• Input rows
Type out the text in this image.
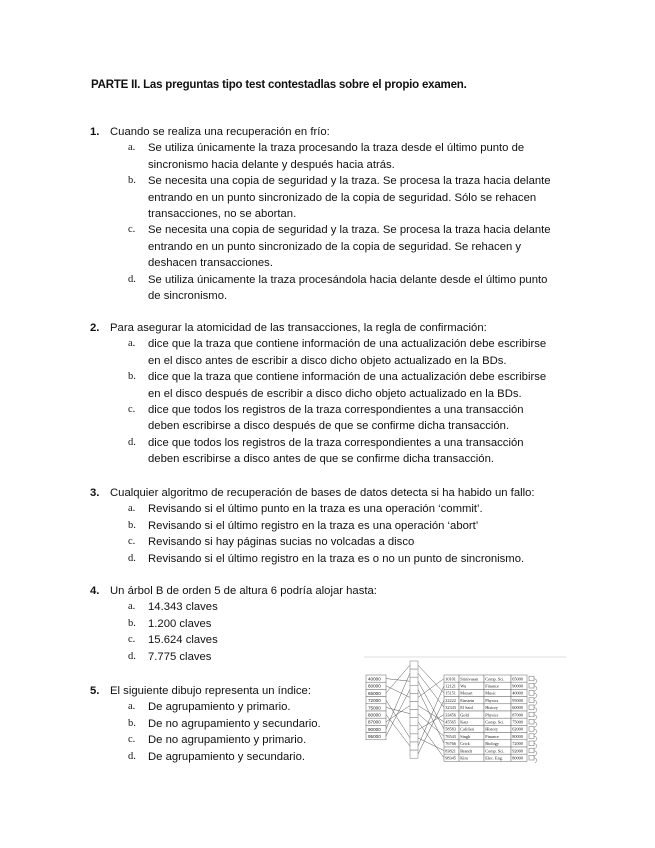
PARTE II. Las preguntas tipo test contestadlas sobre el propio examen.
1. Cuando se realiza una recuperación en frío:
a.	Se utiliza únicamente la traza procesando la traza desde el último punto de
sincronismo hacia delante y después hacia atrás.
b.	Se necesita una copia de seguridad y la traza. Se procesa la traza hacia delante
entrando en un punto sincronizado de la copia de seguridad. Sólo se rehacen
transacciones, no se abortan.
c.	Se necesita una copia de seguridad y la traza. Se procesa la traza hacia delante
entrando en un punto sincronizado de la copia de seguridad. Se rehacen y
deshacen transacciones.
d.	Se utiliza únicamente la traza procesándola hacia delante desde el último punto
de sincronismo.
2. Para asegurar la atomicidad de las transacciones, la regla de confirmación:
a.	dice que la traza que contiene información de una actualización debe escribirse
en el disco antes de escribir a disco dicho objeto actualizado en la BDs.
b.	dice que la traza que contiene información de una actualización debe escribirse
en el disco después de escribir a disco dicho objeto actualizado en la BDs.
c.	dice que todos los registros de la traza correspondientes a una transacción
deben escribirse a disco después de que se confirme dicha transacción.
d.	dice que todos los registros de la traza correspondientes a una transacción
deben escribirse a disco antes de que se confirme dicha transacción.
3. Cualquier algoritmo de recuperación de bases de datos detecta si ha habido un fallo:
a.	Revisando si el último punto en la traza es una operación ‘commit’.
b.	Revisando si el último registro en la traza es una operación ‘abort’
c.	Revisando si hay páginas sucias no volcadas a disco
d.	Revisando si el último registro en la traza es o no un punto de sincronismo.
4. Un árbol B de orden 5 de altura 6 podría alojar hasta:
a.	14.343 claves
b.	1.200 claves
c.	15.624 claves
d.	7.775 claves
5. El siguiente dibujo representa un índice:
a.	De agrupamiento y primario.
b.	De no agrupamiento y secundario.
c.	De no agrupamiento y primario.
d.	De agrupamiento y secundario.
40000
60000
65000
72000
75000
80000
87000
90000
95000
10101 Srinivasan Comp. Sci. 65000
12121 Wu	Finance	90000
15151 Mozart	Music	40000
22222 Einstein	Physics	95000
32343 El Said	History	60000
33456 Gold	Physics	87000
45565 Katz	Comp. Sci. 75000
58583 Califieri History	62000
76543 Singh	Finance	80000
76766 Crick	Biology	72000
83821 Brandt	Comp. Sci. 92000
98345 Kim	Elec. Eng. 80000
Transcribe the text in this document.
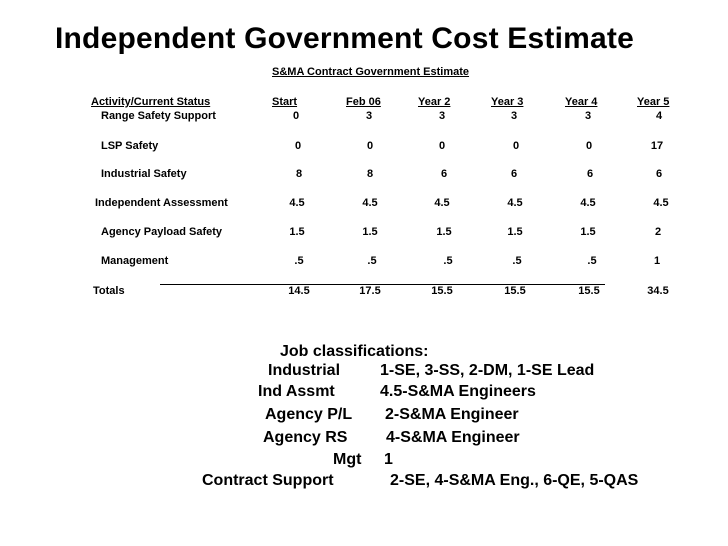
Independent Government Cost Estimate
S&MA Contract Government Estimate
Activity/Current Status	Start	Feb 06	Year 2	Year 3	Year 4	Year 5
Range Safety Support	0	3	3	3	3	4
LSP Safety	0	0	0	0	0	17
Industrial Safety	8	8	6	6	6	6
Independent Assessment	4.5	4.5	4.5	4.5	4.5	4.5
Agency Payload Safety	1.5	1.5	1.5	1.5	1.5	2
Management	.5	.5	.5	.5	.5	1
Totals	14.5	17.5	15.5	15.5	15.5	34.5
Job classifications:
Industrial 1-SE, 3-SS, 2-DM, 1-SE Lead
Ind Assmt	4.5-S&MA Engineers
Agency P/L 2-S&MA Engineer
Agency RS 4-S&MA Engineer
Mgt 1
Contract Support	2-SE, 4-S&MA Eng., 6-QE, 5-QAS
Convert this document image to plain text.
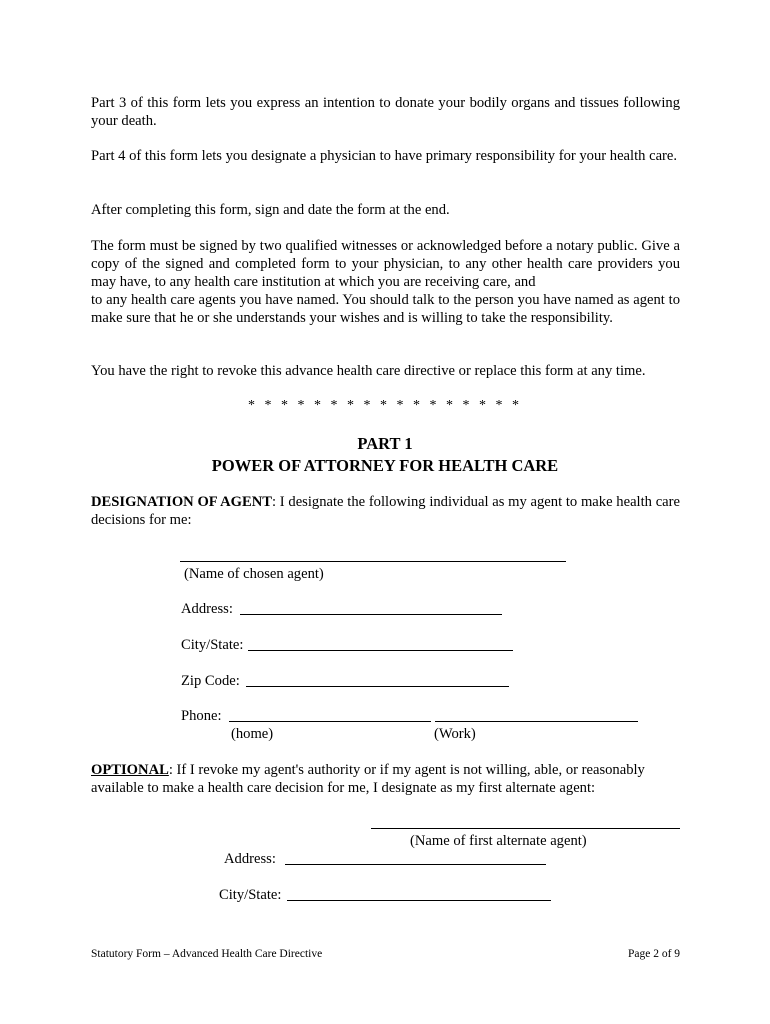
Part 3 of this form lets you express an intention to donate your bodily organs and tissues following your death.

Part 4 of this form lets you designate a physician to have primary responsibility for your health care.

After completing this form, sign and date the form at the end.

The form must be signed by two qualified witnesses or acknowledged before a notary public. Give a copy of the signed and completed form to your physician, to any other health care providers you may have, to any health care institution at which you are receiving care, and
to any health care agents you have named. You should talk to the person you have named as agent to make sure that he or she understands your wishes and is willing to take the responsibility.

You have the right to revoke this advance health care directive or replace this form at any time.

* * * * * * * * * * * * * * * * *
PART 1
POWER OF ATTORNEY FOR HEALTH CARE

DESIGNATION OF AGENT: I designate the following individual as my agent to make health care decisions for me:

(Name of chosen agent)
Address:
City/State:
Zip Code:
Phone:
(home)	(Work)

OPTIONAL: If I revoke my agent's authority or if my agent is not willing, able, or reasonably available to make a health care decision for me, I designate as my first alternate agent:

(Name of first alternate agent)
Address:
City/State:
Statutory Form – Advanced Health Care Directive	Page 2 of 9
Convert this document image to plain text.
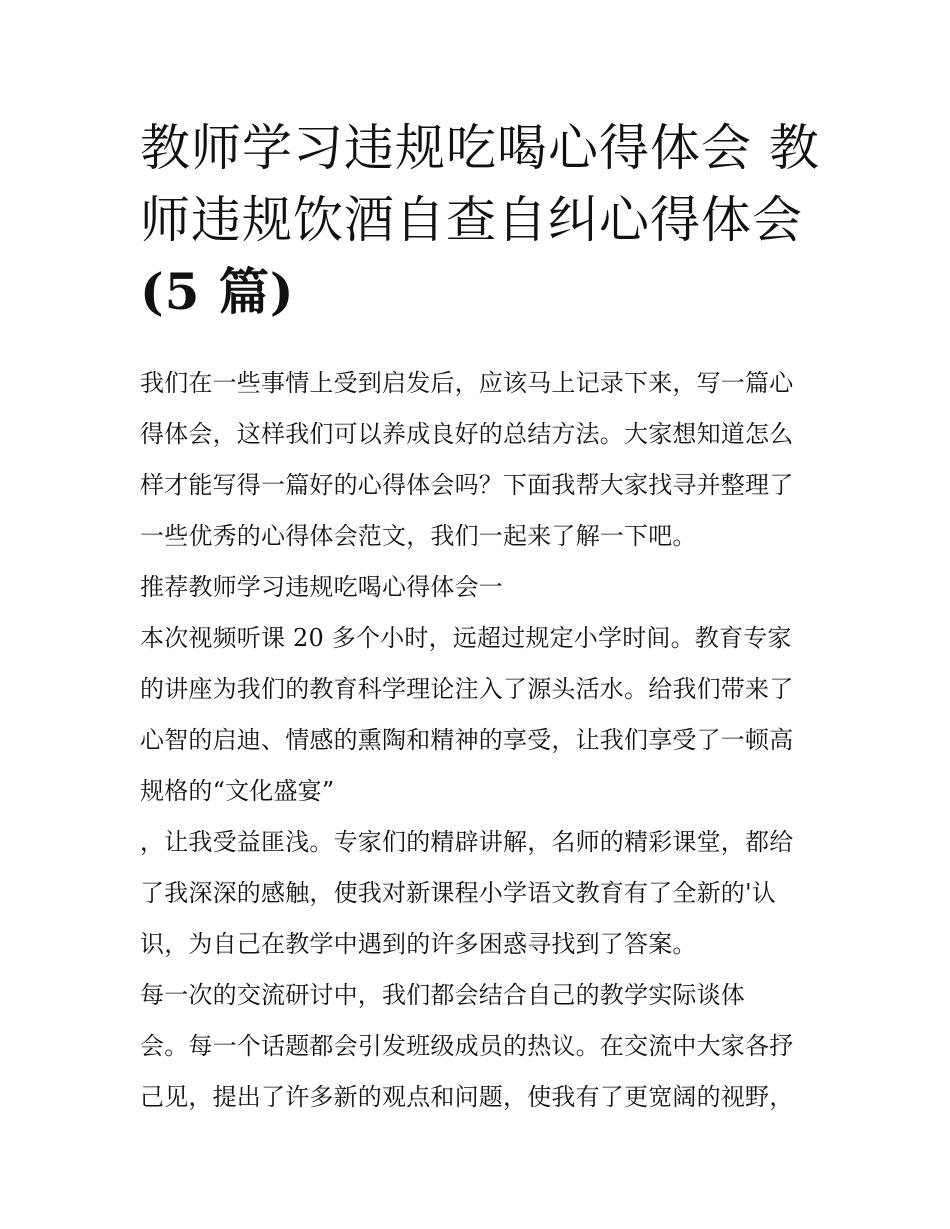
教师学习违规吃喝心得体会 教
师违规饮酒自查自纠心得体会
(5 篇)
我们在一些事情上受到启发后，应该马上记录下来，写一篇心
得体会，这样我们可以养成良好的总结方法。大家想知道怎么
样才能写得一篇好的心得体会吗？下面我帮大家找寻并整理了
一些优秀的心得体会范文，我们一起来了解一下吧。
推荐教师学习违规吃喝心得体会一
本次视频听课 20 多个小时，远超过规定小学时间。教育专家
的讲座为我们的教育科学理论注入了源头活水。给我们带来了
心智的启迪、情感的熏陶和精神的享受，让我们享受了一顿高
规格的“文化盛宴”
，让我受益匪浅。专家们的精辟讲解，名师的精彩课堂，都给
了我深深的感触，使我对新课程小学语文教育有了全新的'认
识，为自己在教学中遇到的许多困惑寻找到了答案。
每一次的交流研讨中，我们都会结合自己的教学实际谈体
会。每一个话题都会引发班级成员的热议。在交流中大家各抒
己见，提出了许多新的观点和问题，使我有了更宽阔的视野，
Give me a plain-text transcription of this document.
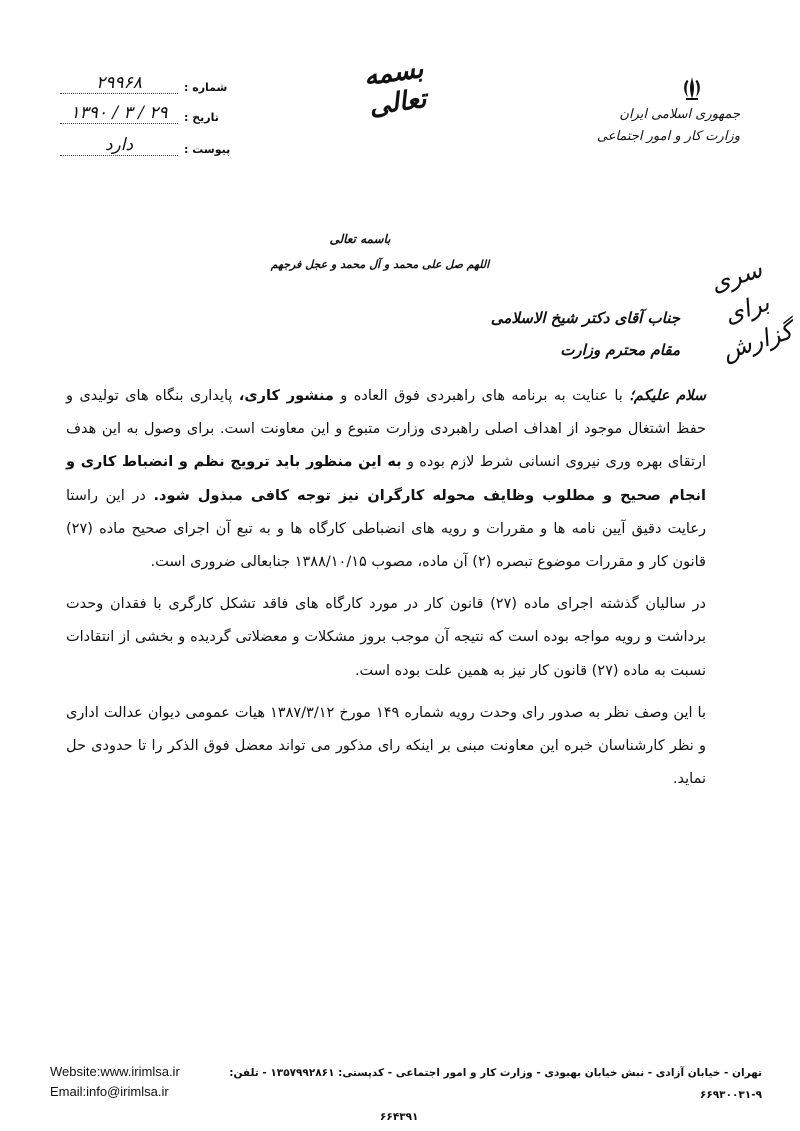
۲۹۹۶۸	شماره :
۱۳۹۰ / ۳ / ۲۹	تاریخ :
دارد	پیوست :
بسمه تعالی	جمهوری اسلامی ایران
وزارت کار و امور اجتماعی
باسمه تعالی
اللهم صل علی محمد و آل محمد و عجل فرجهم	سری
برای گزارش
جناب آقای دکتر شیخ الاسلامی
مقام محترم وزارت

سلام علیکم؛ با عنایت به برنامه های راهبردی فوق العاده و منشور کاری، پایداری بنگاه های تولیدی و حفظ اشتغال موجود از اهداف اصلی راهبردی وزارت متبوع و این معاونت است. برای وصول به این هدف ارتقای بهره وری نیروی انسانی شرط لازم بوده و به این منظور باید ترویج نظم و انضباط کاری و انجام صحیح و مطلوب وظایف محوله کارگران نیز توجه کافی مبذول شود. در این راستا رعایت دقیق آیین نامه ها و مقررات و رویه های انضباطی کارگاه ها و به تبع آن اجرای صحیح ماده (۲۷) قانون کار و مقررات موضوع تبصره (۲) آن ماده، مصوب ۱۳۸۸/۱۰/۱۵ جنابعالی ضروری است.

در سالیان گذشته اجرای ماده (۲۷) قانون کار در مورد کارگاه های فاقد تشکل کارگری با فقدان وحدت برداشت و رویه مواجه بوده است که نتیجه آن موجب بروز مشکلات و معضلاتی گردیده و بخشی از انتقادات نسبت به ماده (۲۷) قانون کار نیز به همین علت بوده است.

با این وصف نظر به صدور رای وحدت رویه شماره ۱۴۹ مورخ ۱۳۸۷/۳/۱۲ هیات عمومی دیوان عدالت اداری و نظر کارشناسان خبره این معاونت مبنی بر اینکه رای مذکور می تواند معضل فوق الذکر را تا حدودی حل نماید.

تهران - خیابان آزادی - نبش خیابان بهبودی - وزارت کار و امور اجتماعی - کدپستی: ۱۳۵۷۹۹۲۸۶۱ - تلفن: ۹-۶۶۹۳۰۰۳۱
۶۶۴۳۹۱
Website:www.irimlsa.ir
Email:info@irimlsa.ir
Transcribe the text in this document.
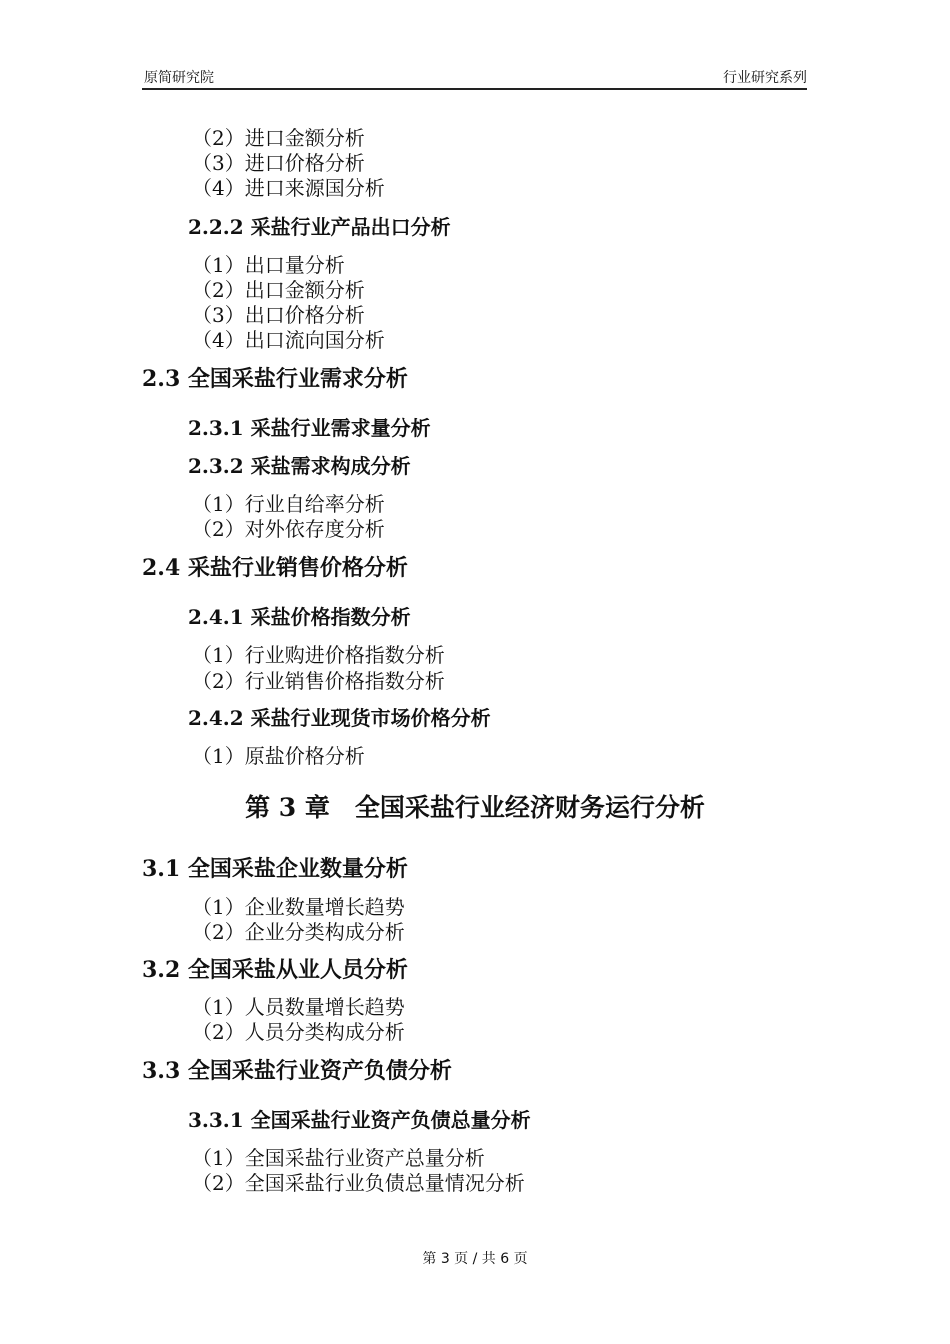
原简研究院	行业研究系列
（2）进口金额分析
（3）进口价格分析
（4）进口来源国分析
2.2.2 采盐行业产品出口分析
（1）出口量分析
（2）出口金额分析
（3）出口价格分析
（4）出口流向国分析
2.3 全国采盐行业需求分析
2.3.1 采盐行业需求量分析
2.3.2 采盐需求构成分析
（1）行业自给率分析
（2）对外依存度分析
2.4 采盐行业销售价格分析
2.4.1 采盐价格指数分析
（1）行业购进价格指数分析
（2）行业销售价格指数分析
2.4.2 采盐行业现货市场价格分析
（1）原盐价格分析
第 3 章　全国采盐行业经济财务运行分析
3.1 全国采盐企业数量分析
（1）企业数量增长趋势
（2）企业分类构成分析
3.2 全国采盐从业人员分析
（1）人员数量增长趋势
（2）人员分类构成分析
3.3 全国采盐行业资产负债分析
3.3.1 全国采盐行业资产负债总量分析
（1）全国采盐行业资产总量分析
（2）全国采盐行业负债总量情况分析
第 3 页 / 共 6 页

• Set exercise
In the entries above, find every line holding the word "responsibility" and copy it out.

• Expected answer
Part 4 of this form lets you designate a physician to have primary responsibility for your health care.
to any health care agents you have named. You should talk to the person you have named as agent to make sure that he or she understands your wishes and is willing to take the responsibility.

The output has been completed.